▶ **THE PROBLEM**
Copy each line in the data that includes the word "単純移動平均".

Dataset items
********************

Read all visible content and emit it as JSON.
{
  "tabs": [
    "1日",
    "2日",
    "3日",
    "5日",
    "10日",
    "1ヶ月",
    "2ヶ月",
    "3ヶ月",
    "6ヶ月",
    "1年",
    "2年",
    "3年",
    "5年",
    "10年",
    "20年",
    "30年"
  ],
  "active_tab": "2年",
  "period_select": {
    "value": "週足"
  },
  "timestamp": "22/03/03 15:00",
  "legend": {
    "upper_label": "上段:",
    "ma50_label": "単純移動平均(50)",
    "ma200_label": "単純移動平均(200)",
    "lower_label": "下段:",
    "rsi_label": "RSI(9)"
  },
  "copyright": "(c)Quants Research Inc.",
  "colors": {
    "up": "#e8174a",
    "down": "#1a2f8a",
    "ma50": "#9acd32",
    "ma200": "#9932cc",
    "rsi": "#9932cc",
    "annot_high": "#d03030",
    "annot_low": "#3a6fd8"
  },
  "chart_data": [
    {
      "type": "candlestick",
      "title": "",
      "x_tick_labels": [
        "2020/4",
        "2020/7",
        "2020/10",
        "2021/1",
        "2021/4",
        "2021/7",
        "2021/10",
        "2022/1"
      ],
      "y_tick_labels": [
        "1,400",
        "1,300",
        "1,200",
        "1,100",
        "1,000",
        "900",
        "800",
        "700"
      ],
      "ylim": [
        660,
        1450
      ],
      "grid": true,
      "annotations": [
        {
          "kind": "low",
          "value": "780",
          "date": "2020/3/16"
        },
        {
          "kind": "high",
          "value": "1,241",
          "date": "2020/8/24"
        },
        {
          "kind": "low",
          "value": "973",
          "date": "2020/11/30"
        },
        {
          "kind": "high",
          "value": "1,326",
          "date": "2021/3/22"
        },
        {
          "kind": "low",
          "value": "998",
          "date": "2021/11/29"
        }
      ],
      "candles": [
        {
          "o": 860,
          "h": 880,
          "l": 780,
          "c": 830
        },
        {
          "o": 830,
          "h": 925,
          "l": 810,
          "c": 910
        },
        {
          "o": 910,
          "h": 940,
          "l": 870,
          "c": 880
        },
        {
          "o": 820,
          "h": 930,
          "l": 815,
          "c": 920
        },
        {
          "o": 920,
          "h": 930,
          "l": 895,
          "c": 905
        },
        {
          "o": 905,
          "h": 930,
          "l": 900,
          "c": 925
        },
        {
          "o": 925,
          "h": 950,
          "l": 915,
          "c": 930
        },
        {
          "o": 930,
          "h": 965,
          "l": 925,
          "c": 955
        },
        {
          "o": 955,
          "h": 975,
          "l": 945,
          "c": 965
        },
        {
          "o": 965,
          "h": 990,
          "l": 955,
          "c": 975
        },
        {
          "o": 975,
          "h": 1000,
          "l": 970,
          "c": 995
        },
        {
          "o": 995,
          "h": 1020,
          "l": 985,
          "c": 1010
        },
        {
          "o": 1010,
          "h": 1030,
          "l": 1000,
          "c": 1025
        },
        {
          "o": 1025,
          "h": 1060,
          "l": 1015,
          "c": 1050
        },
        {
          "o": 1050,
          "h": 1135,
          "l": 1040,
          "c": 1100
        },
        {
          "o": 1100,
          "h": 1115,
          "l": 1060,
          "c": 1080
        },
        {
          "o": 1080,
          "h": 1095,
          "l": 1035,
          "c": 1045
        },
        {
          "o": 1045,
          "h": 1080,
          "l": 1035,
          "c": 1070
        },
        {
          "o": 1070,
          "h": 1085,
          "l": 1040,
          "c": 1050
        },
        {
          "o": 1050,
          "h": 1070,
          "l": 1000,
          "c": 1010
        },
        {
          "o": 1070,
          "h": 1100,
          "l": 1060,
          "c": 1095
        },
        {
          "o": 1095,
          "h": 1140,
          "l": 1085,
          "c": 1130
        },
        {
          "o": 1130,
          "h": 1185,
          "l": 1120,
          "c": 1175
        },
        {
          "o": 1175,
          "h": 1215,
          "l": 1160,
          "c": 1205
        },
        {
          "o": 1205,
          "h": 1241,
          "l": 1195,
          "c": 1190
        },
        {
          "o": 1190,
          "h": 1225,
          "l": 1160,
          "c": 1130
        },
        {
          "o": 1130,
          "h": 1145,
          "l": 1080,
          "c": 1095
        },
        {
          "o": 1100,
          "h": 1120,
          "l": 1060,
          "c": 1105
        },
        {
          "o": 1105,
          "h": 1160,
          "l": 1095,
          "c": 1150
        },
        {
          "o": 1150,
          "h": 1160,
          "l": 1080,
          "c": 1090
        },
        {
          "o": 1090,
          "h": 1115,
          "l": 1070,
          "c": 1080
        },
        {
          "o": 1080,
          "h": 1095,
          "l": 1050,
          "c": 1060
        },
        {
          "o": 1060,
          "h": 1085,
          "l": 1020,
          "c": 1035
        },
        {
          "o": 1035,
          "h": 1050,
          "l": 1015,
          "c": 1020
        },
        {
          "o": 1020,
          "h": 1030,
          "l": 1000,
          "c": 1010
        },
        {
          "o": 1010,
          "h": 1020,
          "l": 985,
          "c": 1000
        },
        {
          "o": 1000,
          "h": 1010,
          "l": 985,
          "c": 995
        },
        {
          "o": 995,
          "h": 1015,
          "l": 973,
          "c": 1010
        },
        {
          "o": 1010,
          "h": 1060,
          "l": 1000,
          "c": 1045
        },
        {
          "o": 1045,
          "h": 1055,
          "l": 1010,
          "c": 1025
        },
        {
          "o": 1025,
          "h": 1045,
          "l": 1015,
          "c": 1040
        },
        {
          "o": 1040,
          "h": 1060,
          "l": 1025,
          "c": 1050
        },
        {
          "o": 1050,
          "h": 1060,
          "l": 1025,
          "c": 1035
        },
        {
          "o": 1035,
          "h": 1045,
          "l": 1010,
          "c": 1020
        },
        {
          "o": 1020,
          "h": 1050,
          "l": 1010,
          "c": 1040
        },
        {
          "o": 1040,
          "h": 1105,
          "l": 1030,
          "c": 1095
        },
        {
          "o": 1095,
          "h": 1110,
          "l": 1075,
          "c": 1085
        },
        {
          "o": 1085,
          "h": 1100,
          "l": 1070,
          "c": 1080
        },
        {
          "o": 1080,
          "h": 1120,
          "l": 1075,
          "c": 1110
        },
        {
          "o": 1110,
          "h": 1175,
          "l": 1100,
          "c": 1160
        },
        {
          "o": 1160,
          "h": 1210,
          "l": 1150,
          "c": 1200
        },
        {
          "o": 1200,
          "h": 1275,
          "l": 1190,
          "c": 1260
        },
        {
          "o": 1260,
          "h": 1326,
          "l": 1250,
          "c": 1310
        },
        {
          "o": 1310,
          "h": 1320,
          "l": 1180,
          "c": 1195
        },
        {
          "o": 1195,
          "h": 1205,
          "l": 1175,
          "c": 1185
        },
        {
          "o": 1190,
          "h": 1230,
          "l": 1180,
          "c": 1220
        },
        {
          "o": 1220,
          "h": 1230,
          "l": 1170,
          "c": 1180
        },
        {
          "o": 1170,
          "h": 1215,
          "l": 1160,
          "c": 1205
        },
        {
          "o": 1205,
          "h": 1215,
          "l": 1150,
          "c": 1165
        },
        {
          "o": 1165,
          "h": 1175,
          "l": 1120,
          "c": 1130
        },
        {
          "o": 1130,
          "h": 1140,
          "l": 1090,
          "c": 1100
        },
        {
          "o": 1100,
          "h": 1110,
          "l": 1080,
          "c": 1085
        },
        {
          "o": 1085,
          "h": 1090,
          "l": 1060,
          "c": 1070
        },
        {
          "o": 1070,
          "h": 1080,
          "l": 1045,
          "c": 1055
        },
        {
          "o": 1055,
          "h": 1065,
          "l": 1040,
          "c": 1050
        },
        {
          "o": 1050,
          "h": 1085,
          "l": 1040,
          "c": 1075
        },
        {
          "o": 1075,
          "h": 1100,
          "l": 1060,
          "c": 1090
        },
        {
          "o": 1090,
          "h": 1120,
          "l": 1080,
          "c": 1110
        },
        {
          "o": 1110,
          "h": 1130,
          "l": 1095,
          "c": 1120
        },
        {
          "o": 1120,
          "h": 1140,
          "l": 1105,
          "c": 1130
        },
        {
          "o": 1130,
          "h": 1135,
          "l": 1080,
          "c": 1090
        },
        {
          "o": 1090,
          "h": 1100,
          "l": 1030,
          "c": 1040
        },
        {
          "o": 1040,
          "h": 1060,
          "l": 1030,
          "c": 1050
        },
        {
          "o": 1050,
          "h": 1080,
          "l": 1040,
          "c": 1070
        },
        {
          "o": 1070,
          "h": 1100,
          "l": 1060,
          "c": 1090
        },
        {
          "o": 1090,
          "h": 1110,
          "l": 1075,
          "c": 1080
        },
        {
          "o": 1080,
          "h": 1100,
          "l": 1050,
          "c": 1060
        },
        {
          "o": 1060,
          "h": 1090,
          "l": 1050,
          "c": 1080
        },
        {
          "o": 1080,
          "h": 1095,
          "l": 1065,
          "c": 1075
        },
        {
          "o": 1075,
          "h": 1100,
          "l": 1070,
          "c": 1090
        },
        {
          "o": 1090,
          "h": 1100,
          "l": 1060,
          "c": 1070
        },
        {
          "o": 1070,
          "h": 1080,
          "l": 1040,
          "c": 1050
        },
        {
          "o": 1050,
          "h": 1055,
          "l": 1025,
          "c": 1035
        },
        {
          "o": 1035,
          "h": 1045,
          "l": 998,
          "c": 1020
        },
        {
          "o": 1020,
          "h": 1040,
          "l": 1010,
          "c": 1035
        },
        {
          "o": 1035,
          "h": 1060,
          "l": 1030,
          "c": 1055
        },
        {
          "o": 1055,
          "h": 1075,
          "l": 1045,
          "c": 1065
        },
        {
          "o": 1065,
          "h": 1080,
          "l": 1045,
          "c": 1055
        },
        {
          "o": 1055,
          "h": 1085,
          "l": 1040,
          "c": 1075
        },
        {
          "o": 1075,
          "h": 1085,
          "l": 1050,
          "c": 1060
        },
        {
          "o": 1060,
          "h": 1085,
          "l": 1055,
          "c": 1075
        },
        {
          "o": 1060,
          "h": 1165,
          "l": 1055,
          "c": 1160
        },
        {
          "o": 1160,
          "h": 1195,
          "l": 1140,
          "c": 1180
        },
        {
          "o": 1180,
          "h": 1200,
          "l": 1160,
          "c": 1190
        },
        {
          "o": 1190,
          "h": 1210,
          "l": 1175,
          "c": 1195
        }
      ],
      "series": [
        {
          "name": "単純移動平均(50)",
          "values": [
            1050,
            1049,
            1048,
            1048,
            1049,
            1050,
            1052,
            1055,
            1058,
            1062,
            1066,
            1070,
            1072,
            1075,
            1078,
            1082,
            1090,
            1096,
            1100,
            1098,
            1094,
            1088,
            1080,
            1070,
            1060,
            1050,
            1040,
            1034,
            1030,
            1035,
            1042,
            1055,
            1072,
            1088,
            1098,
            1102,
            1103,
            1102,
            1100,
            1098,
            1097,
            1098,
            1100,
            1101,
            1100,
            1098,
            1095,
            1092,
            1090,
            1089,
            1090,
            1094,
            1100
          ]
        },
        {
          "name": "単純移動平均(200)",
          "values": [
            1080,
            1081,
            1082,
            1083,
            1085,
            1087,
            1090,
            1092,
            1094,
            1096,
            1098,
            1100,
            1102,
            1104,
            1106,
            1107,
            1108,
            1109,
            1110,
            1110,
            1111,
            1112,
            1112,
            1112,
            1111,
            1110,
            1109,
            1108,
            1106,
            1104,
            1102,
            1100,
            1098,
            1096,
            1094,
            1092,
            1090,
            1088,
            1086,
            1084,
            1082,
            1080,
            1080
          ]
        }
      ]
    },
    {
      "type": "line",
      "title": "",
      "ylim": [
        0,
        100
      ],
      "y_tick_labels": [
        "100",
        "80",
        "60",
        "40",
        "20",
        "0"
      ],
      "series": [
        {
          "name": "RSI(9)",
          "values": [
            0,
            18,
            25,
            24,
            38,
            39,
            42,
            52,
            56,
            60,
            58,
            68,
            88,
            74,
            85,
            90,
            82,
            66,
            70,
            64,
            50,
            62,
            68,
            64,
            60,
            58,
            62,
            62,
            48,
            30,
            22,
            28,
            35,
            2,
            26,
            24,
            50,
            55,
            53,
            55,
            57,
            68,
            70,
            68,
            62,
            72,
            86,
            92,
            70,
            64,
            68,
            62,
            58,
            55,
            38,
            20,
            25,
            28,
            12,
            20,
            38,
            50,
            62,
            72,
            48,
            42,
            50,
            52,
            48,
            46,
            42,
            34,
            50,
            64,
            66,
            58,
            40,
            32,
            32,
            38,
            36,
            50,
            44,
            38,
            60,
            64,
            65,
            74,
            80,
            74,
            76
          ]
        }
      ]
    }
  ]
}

********************

▶ **FINAL RESULT**
    "ma50_label": "単純移動平均(50)",
    "ma200_label": "単純移動平均(200)",
          "name": "単純移動平均(50)",
          "name": "単純移動平均(200)",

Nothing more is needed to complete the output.